**What is asked:** Gather up all lines that carry the word "shall".

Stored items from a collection
● ● ●

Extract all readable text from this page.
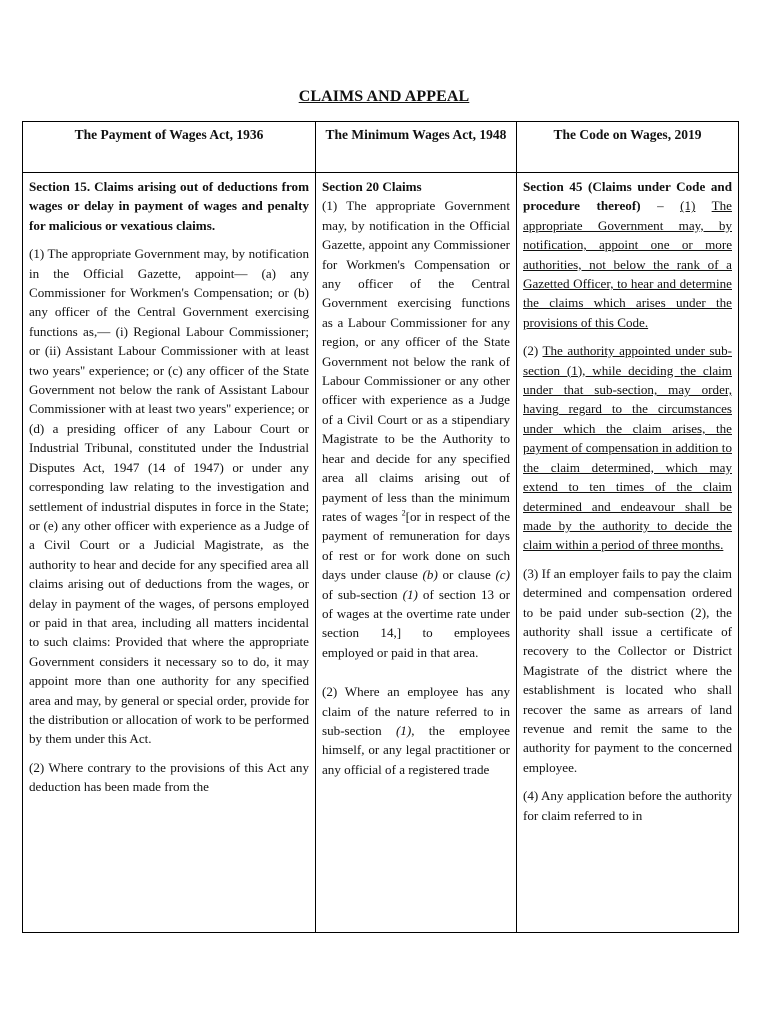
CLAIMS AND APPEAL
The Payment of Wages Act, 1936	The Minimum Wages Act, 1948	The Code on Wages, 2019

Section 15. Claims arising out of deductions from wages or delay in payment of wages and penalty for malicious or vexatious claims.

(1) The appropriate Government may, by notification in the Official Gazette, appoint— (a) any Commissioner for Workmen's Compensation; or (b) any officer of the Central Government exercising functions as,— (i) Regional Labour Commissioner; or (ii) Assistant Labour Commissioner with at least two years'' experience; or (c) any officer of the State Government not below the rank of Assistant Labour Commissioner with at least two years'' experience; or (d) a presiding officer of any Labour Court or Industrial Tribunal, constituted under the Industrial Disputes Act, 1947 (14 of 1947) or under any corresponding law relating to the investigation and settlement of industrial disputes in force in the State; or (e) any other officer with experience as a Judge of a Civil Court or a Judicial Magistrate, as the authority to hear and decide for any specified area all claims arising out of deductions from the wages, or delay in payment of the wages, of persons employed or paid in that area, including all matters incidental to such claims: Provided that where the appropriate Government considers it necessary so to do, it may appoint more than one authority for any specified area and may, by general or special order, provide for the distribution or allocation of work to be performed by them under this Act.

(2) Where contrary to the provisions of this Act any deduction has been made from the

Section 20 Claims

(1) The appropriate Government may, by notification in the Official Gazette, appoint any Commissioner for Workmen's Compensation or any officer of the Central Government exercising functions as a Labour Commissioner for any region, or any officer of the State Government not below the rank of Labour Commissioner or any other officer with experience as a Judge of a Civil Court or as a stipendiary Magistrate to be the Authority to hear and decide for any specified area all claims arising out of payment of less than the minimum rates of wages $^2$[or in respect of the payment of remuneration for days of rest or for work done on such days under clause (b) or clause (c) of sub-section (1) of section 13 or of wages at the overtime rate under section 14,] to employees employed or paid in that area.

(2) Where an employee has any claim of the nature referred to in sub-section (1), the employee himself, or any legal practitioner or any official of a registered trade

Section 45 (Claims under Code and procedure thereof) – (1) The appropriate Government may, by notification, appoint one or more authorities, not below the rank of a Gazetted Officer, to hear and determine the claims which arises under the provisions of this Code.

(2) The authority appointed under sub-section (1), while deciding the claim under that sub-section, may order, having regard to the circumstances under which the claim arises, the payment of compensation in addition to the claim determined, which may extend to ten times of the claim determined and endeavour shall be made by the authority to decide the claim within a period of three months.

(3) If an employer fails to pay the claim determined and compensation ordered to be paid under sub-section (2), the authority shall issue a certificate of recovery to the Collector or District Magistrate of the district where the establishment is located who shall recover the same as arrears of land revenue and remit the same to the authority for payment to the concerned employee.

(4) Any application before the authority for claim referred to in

● ● ●

**Task output:**
(2) The authority appointed under sub-section (1), while deciding the claim under that sub-section, may order, having regard to the circumstances under which the claim arises, the payment of compensation in addition to the claim determined, which may extend to ten times of the claim determined and endeavour shall be made by the authority to decide the claim within a period of three months.
(3) If an employer fails to pay the claim determined and compensation ordered to be paid under sub-section (2), the authority shall issue a certificate of recovery to the Collector or District Magistrate of the district where the establishment is located who shall recover the same as arrears of land revenue and remit the same to the authority for payment to the concerned employee.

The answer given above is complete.